> _WORK REQUIRED_
Transcribe the whole listing without a single picture.

>> start RECORDS FOR THE TASK

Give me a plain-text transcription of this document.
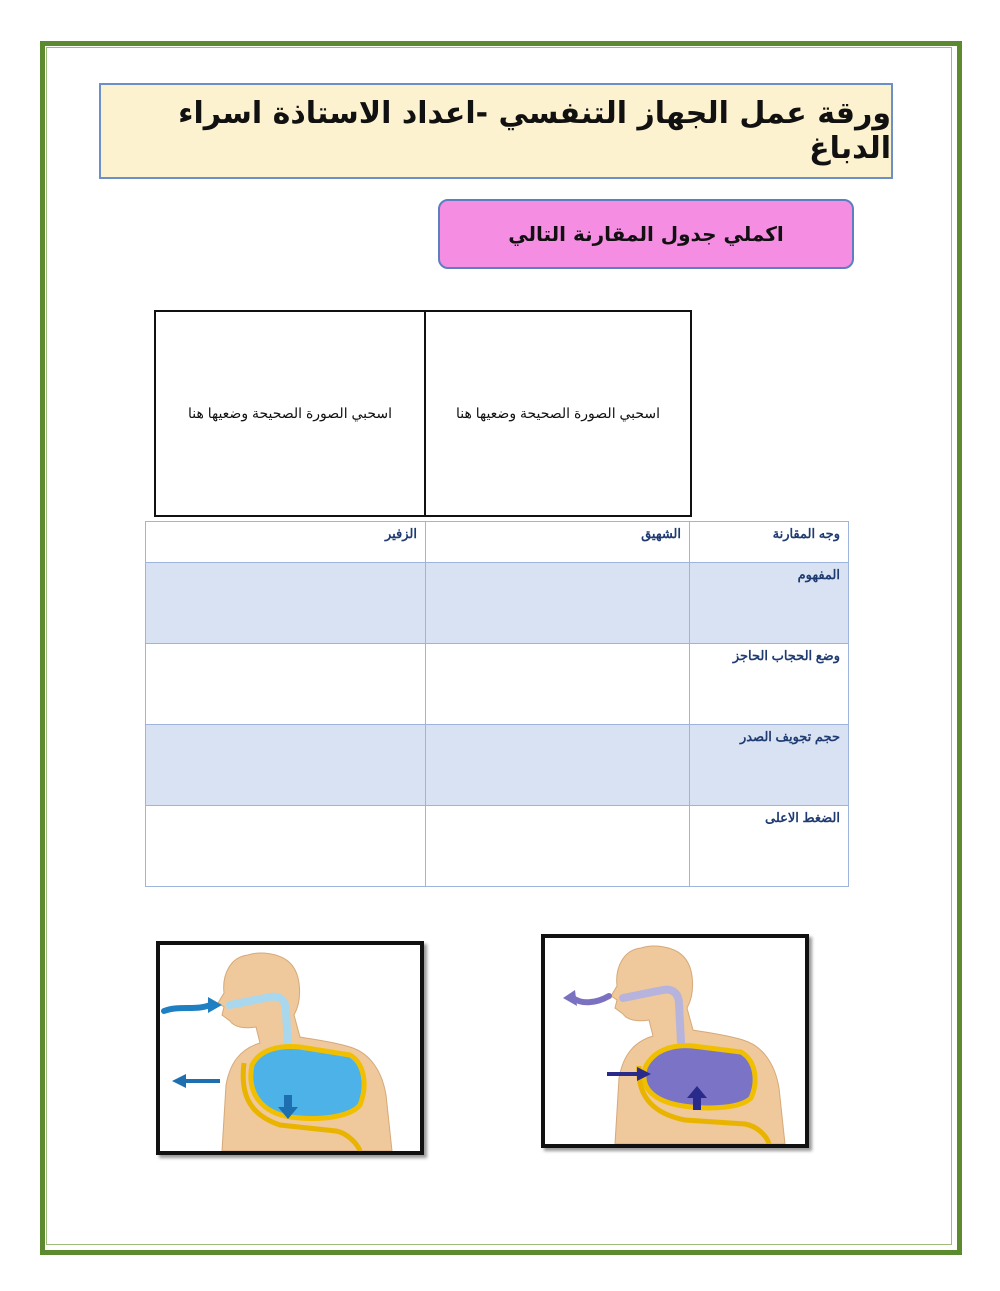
ورقة عمل الجهاز التنفسي -اعداد الاستاذة اسراء الدباغ
اكملي جدول المقارنة التالي
اسحبي الصورة الصحيحة وضعيها هنا	اسحبي الصورة الصحيحة وضعيها هنا
وجه المقارنة	الشهيق	الزفير
المفهوم		
وضع الحجاب الحاجز		
حجم تجويف الصدر		
الضغط الاعلى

>> end RECORDS FOR THE TASK

> _COMPLETE OUTPUT_
Give me a plain-text transcription of this document.
ورقة عمل الجهاز التنفسي -اعداد الاستاذة اسراء الدباغ
اكملي جدول المقارنة التالي
اسحبي الصورة الصحيحة وضعيها هنا	اسحبي الصورة الصحيحة وضعيها هنا
وجه المقارنة	الشهيق	الزفير
المفهوم		
وضع الحجاب الحاجز		
حجم تجويف الصدر		
الضغط الاعلى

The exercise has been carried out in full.